[Data entries]
^^^^

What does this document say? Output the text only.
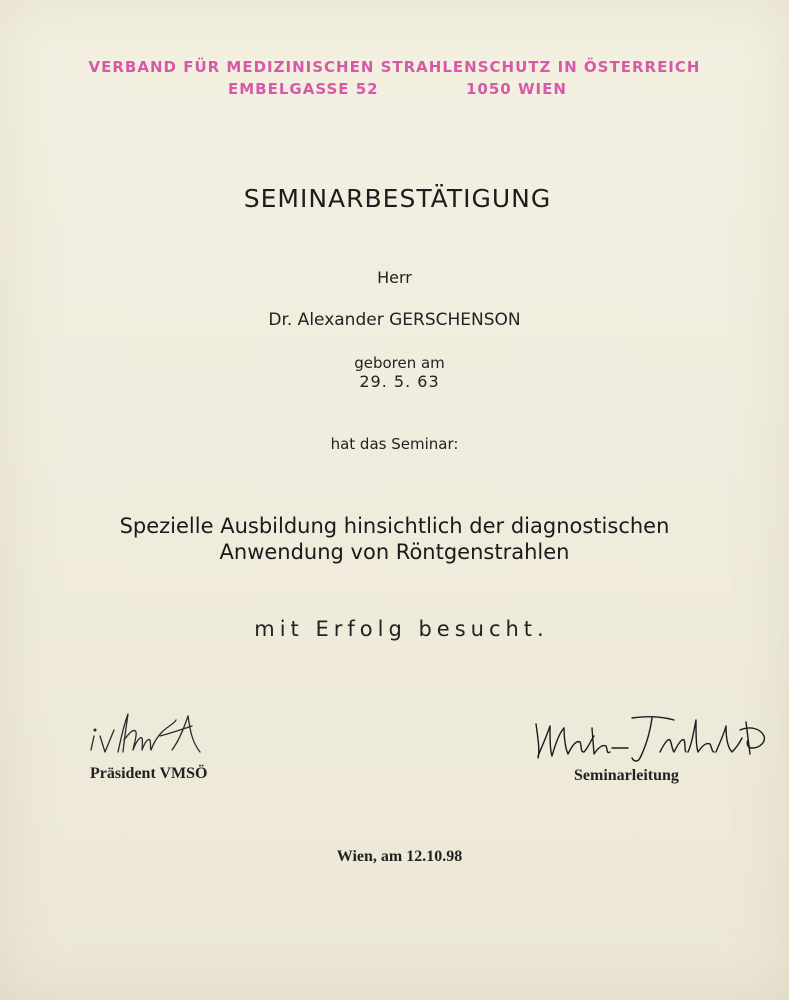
VERBAND FÜR MEDIZINISCHEN STRAHLENSCHUTZ IN ÖSTERREICH
EMBELGASSE 52	1050 WIEN
SEMINARBESTÄTIGUNG
Herr
Dr. Alexander GERSCHENSON
geboren am
29. 5. 63
hat das Seminar:
Spezielle Ausbildung hinsichtlich der diagnostischen
Anwendung von Röntgenstrahlen
mit Erfolg besucht.
Präsident VMSÖ	Seminarleitung
Wien, am 12.10.98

^^^^

Except for the pictures, print the data above exactly.

What does this document say? Output the text only.
VERBAND FÜR MEDIZINISCHEN STRAHLENSCHUTZ IN ÖSTERREICH
EMBELGASSE 52	1050 WIEN
SEMINARBESTÄTIGUNG
Herr
Dr. Alexander GERSCHENSON
geboren am
29. 5. 63
hat das Seminar:
Spezielle Ausbildung hinsichtlich der diagnostischen
Anwendung von Röntgenstrahlen
mit Erfolg besucht.
Präsident VMSÖ	Seminarleitung
Wien, am 12.10.98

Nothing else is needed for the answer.